Exercise brief:
Will you extract the entries word for word? Images should not appear in the copy.
--- start Supplied material ---
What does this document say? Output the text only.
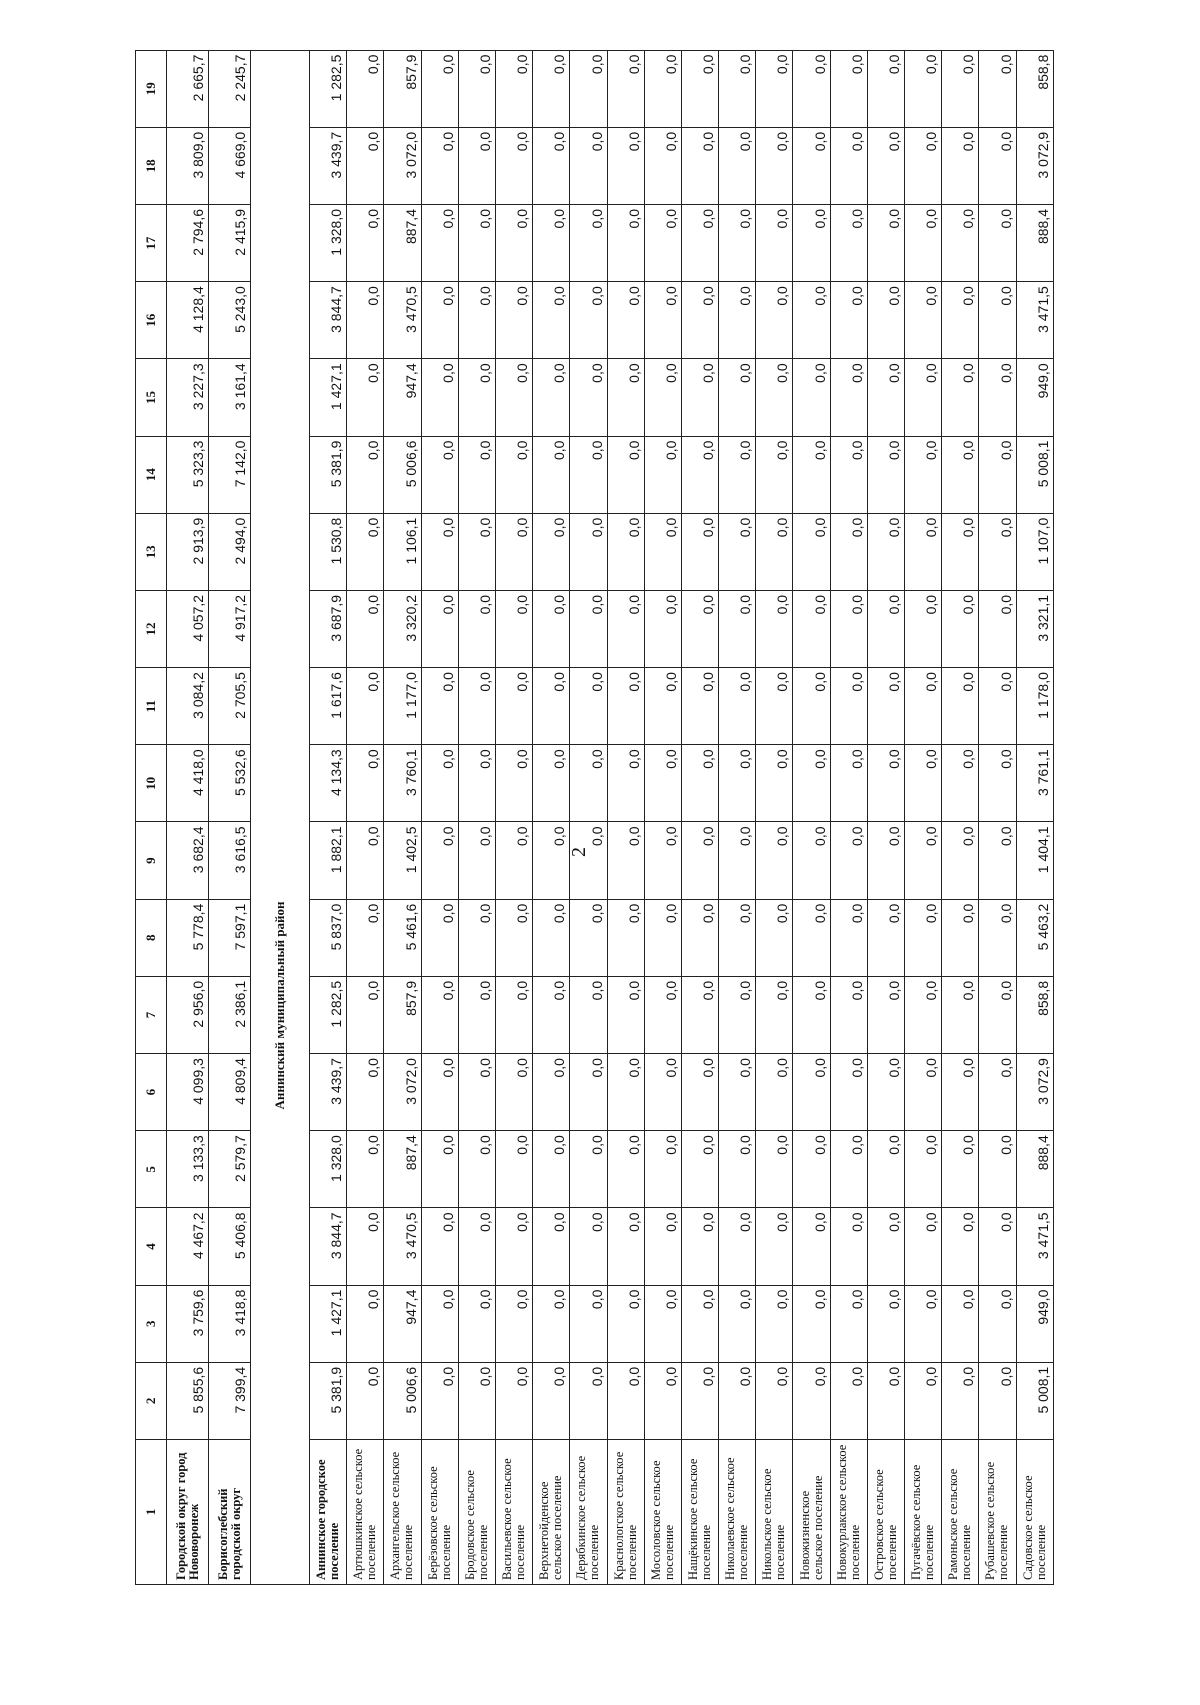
2
1	2	3	4	5	6	7	8	9	10	11	12	13	14	15	16	17	18	19
Городской округ город Нововоронеж	5 855,6	3 759,6	4 467,2	3 133,3	4 099,3	2 956,0	5 778,4	3 682,4	4 418,0	3 084,2	4 057,2	2 913,9	5 323,3	3 227,3	4 128,4	2 794,6	3 809,0	2 665,7
Борисоглебский городской округ	7 399,4	3 418,8	5 406,8	2 579,7	4 809,4	2 386,1	7 597,1	3 616,5	5 532,6	2 705,5	4 917,2	2 494,0	7 142,0	3 161,4	5 243,0	2 415,9	4 669,0	2 245,7
	Аннинский муниципальный район																	
Аннинское городское поселение	5 381,9	1 427,1	3 844,7	1 328,0	3 439,7	1 282,5	5 837,0	1 882,1	4 134,3	1 617,6	3 687,9	1 530,8	5 381,9	1 427,1	3 844,7	1 328,0	3 439,7	1 282,5
Артюшкинское сельское поселение	0,0	0,0	0,0	0,0	0,0	0,0	0,0	0,0	0,0	0,0	0,0	0,0	0,0	0,0	0,0	0,0	0,0	0,0
Архангельское сельское поселение	5 006,6	947,4	3 470,5	887,4	3 072,0	857,9	5 461,6	1 402,5	3 760,1	1 177,0	3 320,2	1 106,1	5 006,6	947,4	3 470,5	887,4	3 072,0	857,9
Берёзовское сельское поселение	0,0	0,0	0,0	0,0	0,0	0,0	0,0	0,0	0,0	0,0	0,0	0,0	0,0	0,0	0,0	0,0	0,0	0,0
Бродовское сельское поселение	0,0	0,0	0,0	0,0	0,0	0,0	0,0	0,0	0,0	0,0	0,0	0,0	0,0	0,0	0,0	0,0	0,0	0,0
Васильевское сельское поселение	0,0	0,0	0,0	0,0	0,0	0,0	0,0	0,0	0,0	0,0	0,0	0,0	0,0	0,0	0,0	0,0	0,0	0,0
Верхнетойденское сельское поселение	0,0	0,0	0,0	0,0	0,0	0,0	0,0	0,0	0,0	0,0	0,0	0,0	0,0	0,0	0,0	0,0	0,0	0,0
Дерябкинское сельское поселение	0,0	0,0	0,0	0,0	0,0	0,0	0,0	0,0	0,0	0,0	0,0	0,0	0,0	0,0	0,0	0,0	0,0	0,0
Краснологское сельское поселение	0,0	0,0	0,0	0,0	0,0	0,0	0,0	0,0	0,0	0,0	0,0	0,0	0,0	0,0	0,0	0,0	0,0	0,0
Мосоловское сельское поселение	0,0	0,0	0,0	0,0	0,0	0,0	0,0	0,0	0,0	0,0	0,0	0,0	0,0	0,0	0,0	0,0	0,0	0,0
Нащёкинское сельское поселение	0,0	0,0	0,0	0,0	0,0	0,0	0,0	0,0	0,0	0,0	0,0	0,0	0,0	0,0	0,0	0,0	0,0	0,0
Николаевское сельское поселение	0,0	0,0	0,0	0,0	0,0	0,0	0,0	0,0	0,0	0,0	0,0	0,0	0,0	0,0	0,0	0,0	0,0	0,0
Никольское сельское поселение	0,0	0,0	0,0	0,0	0,0	0,0	0,0	0,0	0,0	0,0	0,0	0,0	0,0	0,0	0,0	0,0	0,0	0,0
Новожизненское сельское поселение	0,0	0,0	0,0	0,0	0,0	0,0	0,0	0,0	0,0	0,0	0,0	0,0	0,0	0,0	0,0	0,0	0,0	0,0
Новокурлакское сельское поселение	0,0	0,0	0,0	0,0	0,0	0,0	0,0	0,0	0,0	0,0	0,0	0,0	0,0	0,0	0,0	0,0	0,0	0,0
Островское сельское поселение	0,0	0,0	0,0	0,0	0,0	0,0	0,0	0,0	0,0	0,0	0,0	0,0	0,0	0,0	0,0	0,0	0,0	0,0
Пугачёвское сельское поселение	0,0	0,0	0,0	0,0	0,0	0,0	0,0	0,0	0,0	0,0	0,0	0,0	0,0	0,0	0,0	0,0	0,0	0,0
Рамоньское сельское поселение	0,0	0,0	0,0	0,0	0,0	0,0	0,0	0,0	0,0	0,0	0,0	0,0	0,0	0,0	0,0	0,0	0,0	0,0
Рубашевское сельское поселение	0,0	0,0	0,0	0,0	0,0	0,0	0,0	0,0	0,0	0,0	0,0	0,0	0,0	0,0	0,0	0,0	0,0	0,0
Садовское сельское поселение	5 008,1	949,0	3 471,5	888,4	3 072,9	858,8	5 463,2	1 404,1	3 761,1	1 178,0	3 321,1	1 107,0	5 008,1	949,0	3 471,5	888,4	3 072,9	858,8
--- end Supplied material ---
Result of this task:
What does this document say? Output the text only.
2
1	2	3	4	5	6	7	8	9	10	11	12	13	14	15	16	17	18	19
Городской округ город Нововоронеж	5 855,6	3 759,6	4 467,2	3 133,3	4 099,3	2 956,0	5 778,4	3 682,4	4 418,0	3 084,2	4 057,2	2 913,9	5 323,3	3 227,3	4 128,4	2 794,6	3 809,0	2 665,7
Борисоглебский городской округ	7 399,4	3 418,8	5 406,8	2 579,7	4 809,4	2 386,1	7 597,1	3 616,5	5 532,6	2 705,5	4 917,2	2 494,0	7 142,0	3 161,4	5 243,0	2 415,9	4 669,0	2 245,7
	Аннинский муниципальный район																	
Аннинское городское поселение	5 381,9	1 427,1	3 844,7	1 328,0	3 439,7	1 282,5	5 837,0	1 882,1	4 134,3	1 617,6	3 687,9	1 530,8	5 381,9	1 427,1	3 844,7	1 328,0	3 439,7	1 282,5
Артюшкинское сельское поселение	0,0	0,0	0,0	0,0	0,0	0,0	0,0	0,0	0,0	0,0	0,0	0,0	0,0	0,0	0,0	0,0	0,0	0,0
Архангельское сельское поселение	5 006,6	947,4	3 470,5	887,4	3 072,0	857,9	5 461,6	1 402,5	3 760,1	1 177,0	3 320,2	1 106,1	5 006,6	947,4	3 470,5	887,4	3 072,0	857,9
Берёзовское сельское поселение	0,0	0,0	0,0	0,0	0,0	0,0	0,0	0,0	0,0	0,0	0,0	0,0	0,0	0,0	0,0	0,0	0,0	0,0
Бродовское сельское поселение	0,0	0,0	0,0	0,0	0,0	0,0	0,0	0,0	0,0	0,0	0,0	0,0	0,0	0,0	0,0	0,0	0,0	0,0
Васильевское сельское поселение	0,0	0,0	0,0	0,0	0,0	0,0	0,0	0,0	0,0	0,0	0,0	0,0	0,0	0,0	0,0	0,0	0,0	0,0
Верхнетойденское сельское поселение	0,0	0,0	0,0	0,0	0,0	0,0	0,0	0,0	0,0	0,0	0,0	0,0	0,0	0,0	0,0	0,0	0,0	0,0
Дерябкинское сельское поселение	0,0	0,0	0,0	0,0	0,0	0,0	0,0	0,0	0,0	0,0	0,0	0,0	0,0	0,0	0,0	0,0	0,0	0,0
Краснологское сельское поселение	0,0	0,0	0,0	0,0	0,0	0,0	0,0	0,0	0,0	0,0	0,0	0,0	0,0	0,0	0,0	0,0	0,0	0,0
Мосоловское сельское поселение	0,0	0,0	0,0	0,0	0,0	0,0	0,0	0,0	0,0	0,0	0,0	0,0	0,0	0,0	0,0	0,0	0,0	0,0
Нащёкинское сельское поселение	0,0	0,0	0,0	0,0	0,0	0,0	0,0	0,0	0,0	0,0	0,0	0,0	0,0	0,0	0,0	0,0	0,0	0,0
Николаевское сельское поселение	0,0	0,0	0,0	0,0	0,0	0,0	0,0	0,0	0,0	0,0	0,0	0,0	0,0	0,0	0,0	0,0	0,0	0,0
Никольское сельское поселение	0,0	0,0	0,0	0,0	0,0	0,0	0,0	0,0	0,0	0,0	0,0	0,0	0,0	0,0	0,0	0,0	0,0	0,0
Новожизненское сельское поселение	0,0	0,0	0,0	0,0	0,0	0,0	0,0	0,0	0,0	0,0	0,0	0,0	0,0	0,0	0,0	0,0	0,0	0,0
Новокурлакское сельское поселение	0,0	0,0	0,0	0,0	0,0	0,0	0,0	0,0	0,0	0,0	0,0	0,0	0,0	0,0	0,0	0,0	0,0	0,0
Островское сельское поселение	0,0	0,0	0,0	0,0	0,0	0,0	0,0	0,0	0,0	0,0	0,0	0,0	0,0	0,0	0,0	0,0	0,0	0,0
Пугачёвское сельское поселение	0,0	0,0	0,0	0,0	0,0	0,0	0,0	0,0	0,0	0,0	0,0	0,0	0,0	0,0	0,0	0,0	0,0	0,0
Рамоньское сельское поселение	0,0	0,0	0,0	0,0	0,0	0,0	0,0	0,0	0,0	0,0	0,0	0,0	0,0	0,0	0,0	0,0	0,0	0,0
Рубашевское сельское поселение	0,0	0,0	0,0	0,0	0,0	0,0	0,0	0,0	0,0	0,0	0,0	0,0	0,0	0,0	0,0	0,0	0,0	0,0
Садовское сельское поселение	5 008,1	949,0	3 471,5	888,4	3 072,9	858,8	5 463,2	1 404,1	3 761,1	1 178,0	3 321,1	1 107,0	5 008,1	949,0	3 471,5	888,4	3 072,9	858,8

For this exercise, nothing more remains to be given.